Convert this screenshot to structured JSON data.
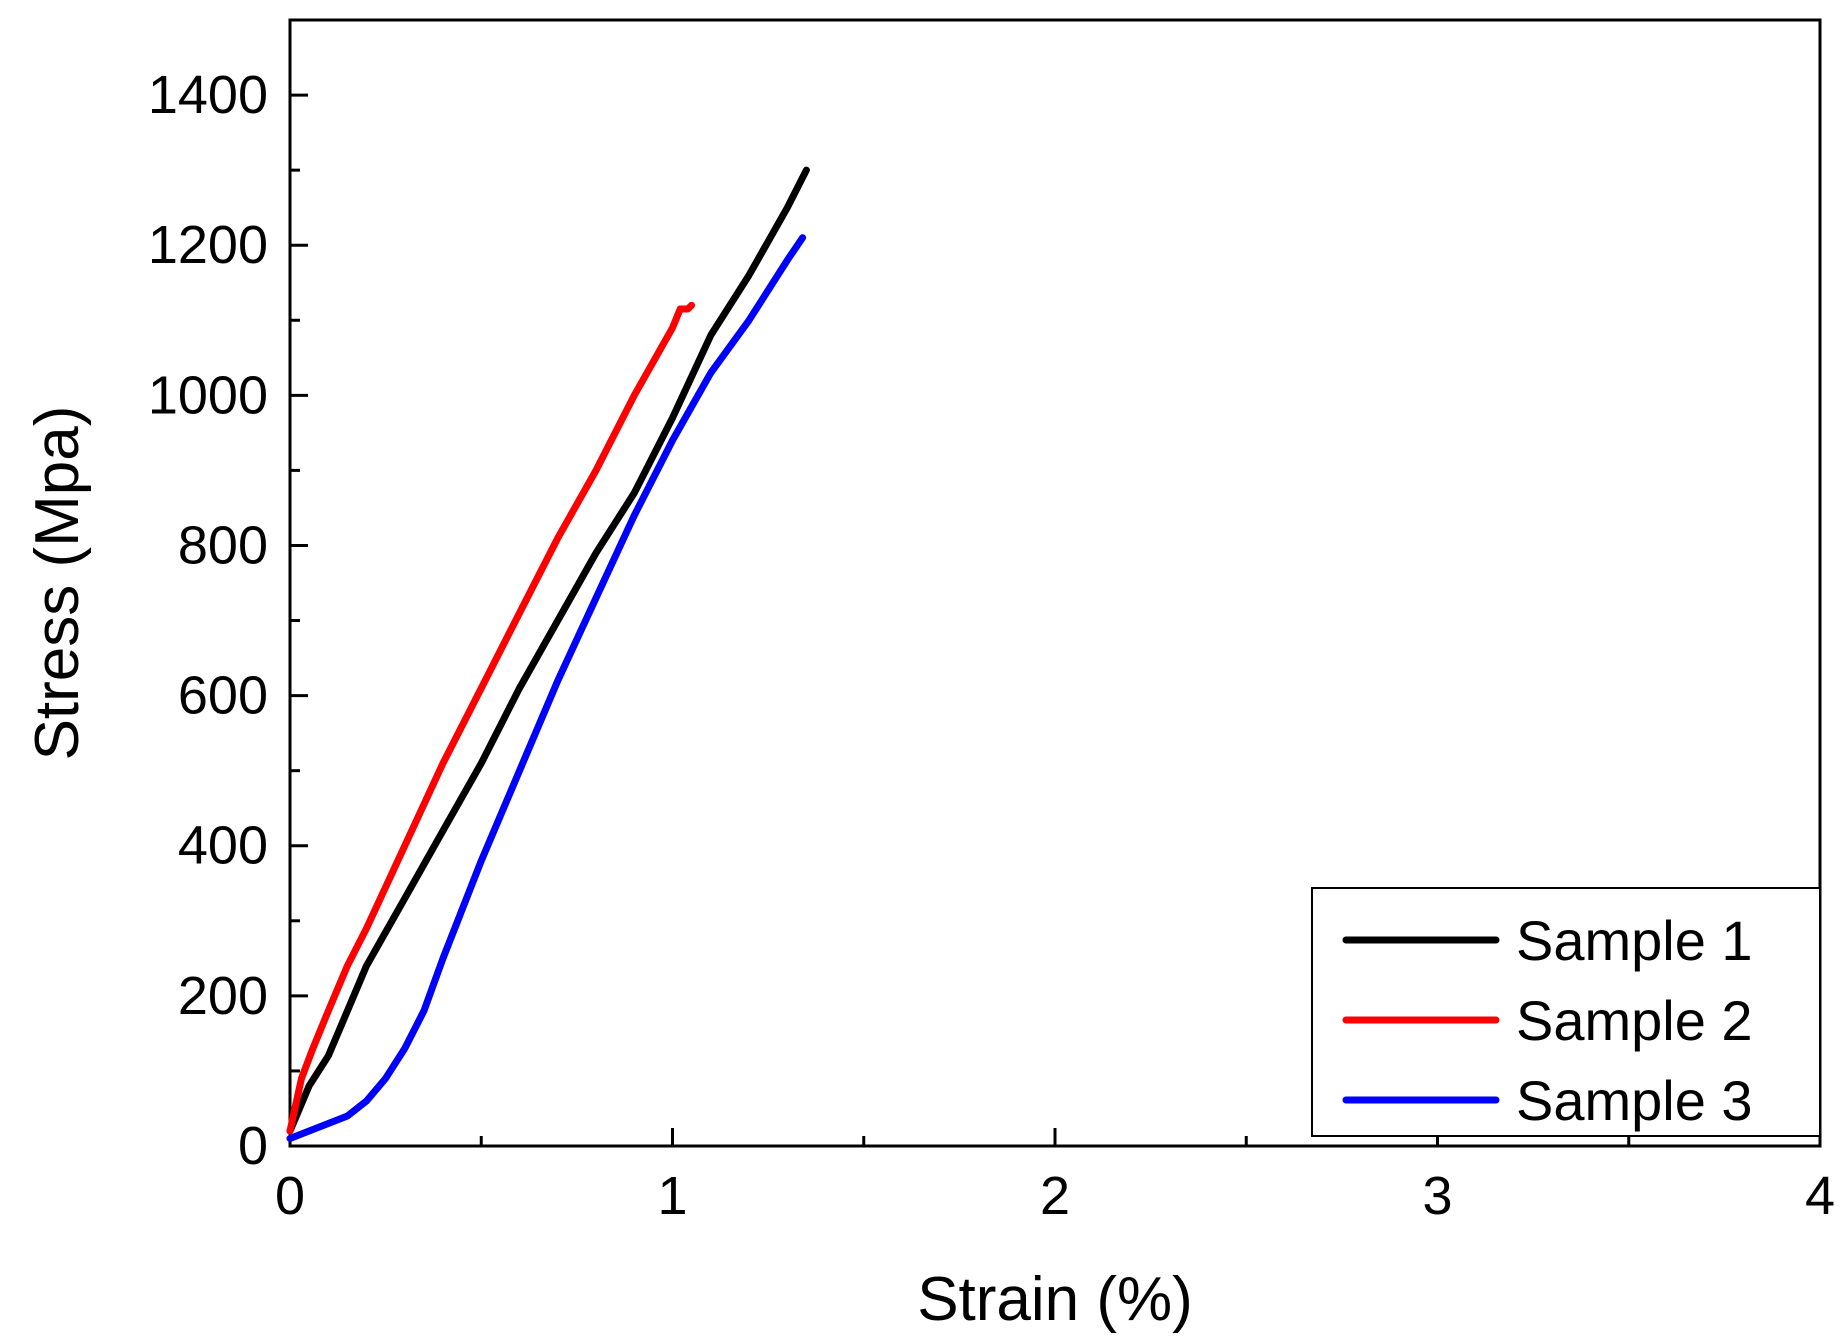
{
  "chart_data": {
    "type": "line",
    "title": "",
    "xlabel": "Strain (%)",
    "ylabel": "Stress (Mpa)",
    "xlim": [
      0,
      4
    ],
    "ylim": [
      0,
      1500
    ],
    "x_ticks": [
      0,
      1,
      2,
      3,
      4
    ],
    "x_tick_labels": [
      "0",
      "1",
      "2",
      "3",
      "4"
    ],
    "y_ticks": [
      0,
      200,
      400,
      600,
      800,
      1000,
      1200,
      1400
    ],
    "y_tick_labels": [
      "0",
      "200",
      "400",
      "600",
      "800",
      "1000",
      "1200",
      "1400"
    ],
    "grid": false,
    "legend_position": "bottom-right",
    "series": [
      {
        "name": "Sample 1",
        "color": "#000000",
        "x": [
          0.0,
          0.05,
          0.1,
          0.15,
          0.2,
          0.3,
          0.4,
          0.5,
          0.6,
          0.7,
          0.8,
          0.9,
          1.0,
          1.1,
          1.2,
          1.3,
          1.35
        ],
        "y": [
          20,
          80,
          120,
          180,
          240,
          330,
          420,
          510,
          610,
          700,
          790,
          870,
          970,
          1080,
          1160,
          1250,
          1300
        ]
      },
      {
        "name": "Sample 2",
        "color": "#ff0000",
        "x": [
          0.0,
          0.03,
          0.06,
          0.1,
          0.15,
          0.2,
          0.3,
          0.4,
          0.5,
          0.6,
          0.7,
          0.8,
          0.9,
          1.0,
          1.02,
          1.04,
          1.05
        ],
        "y": [
          20,
          90,
          130,
          180,
          240,
          290,
          400,
          510,
          610,
          710,
          810,
          900,
          1000,
          1090,
          1115,
          1115,
          1120
        ]
      },
      {
        "name": "Sample 3",
        "color": "#0000ff",
        "x": [
          0.0,
          0.05,
          0.1,
          0.15,
          0.2,
          0.25,
          0.3,
          0.35,
          0.4,
          0.5,
          0.6,
          0.7,
          0.8,
          0.9,
          1.0,
          1.1,
          1.2,
          1.3,
          1.34
        ],
        "y": [
          10,
          20,
          30,
          40,
          60,
          90,
          130,
          180,
          250,
          380,
          500,
          620,
          730,
          840,
          940,
          1030,
          1100,
          1180,
          1210
        ]
      }
    ]
  }
}
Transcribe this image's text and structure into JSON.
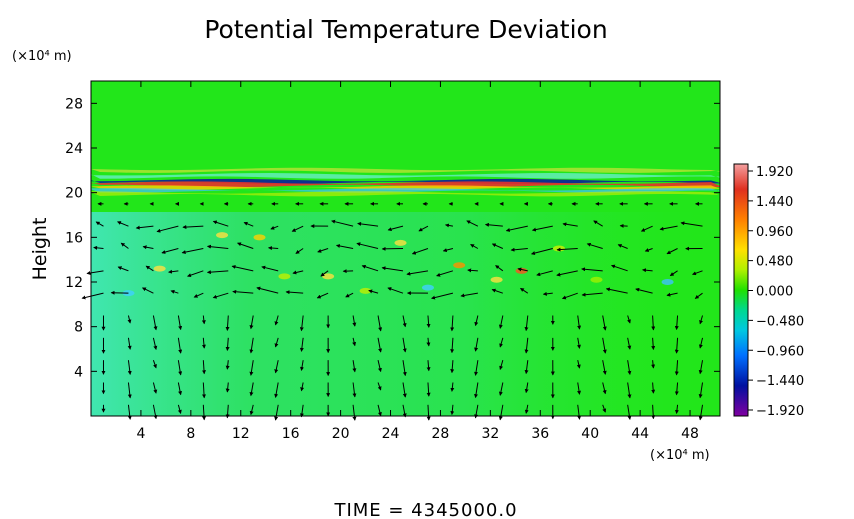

▶ _WHAT THE TASK REQUIRES_
Find each line holding "name". Copy it out.

▶ _THE OUTPUT_
        "name": "Sample 1",
        "name": "Sample 2",
        "name": "Sample 3",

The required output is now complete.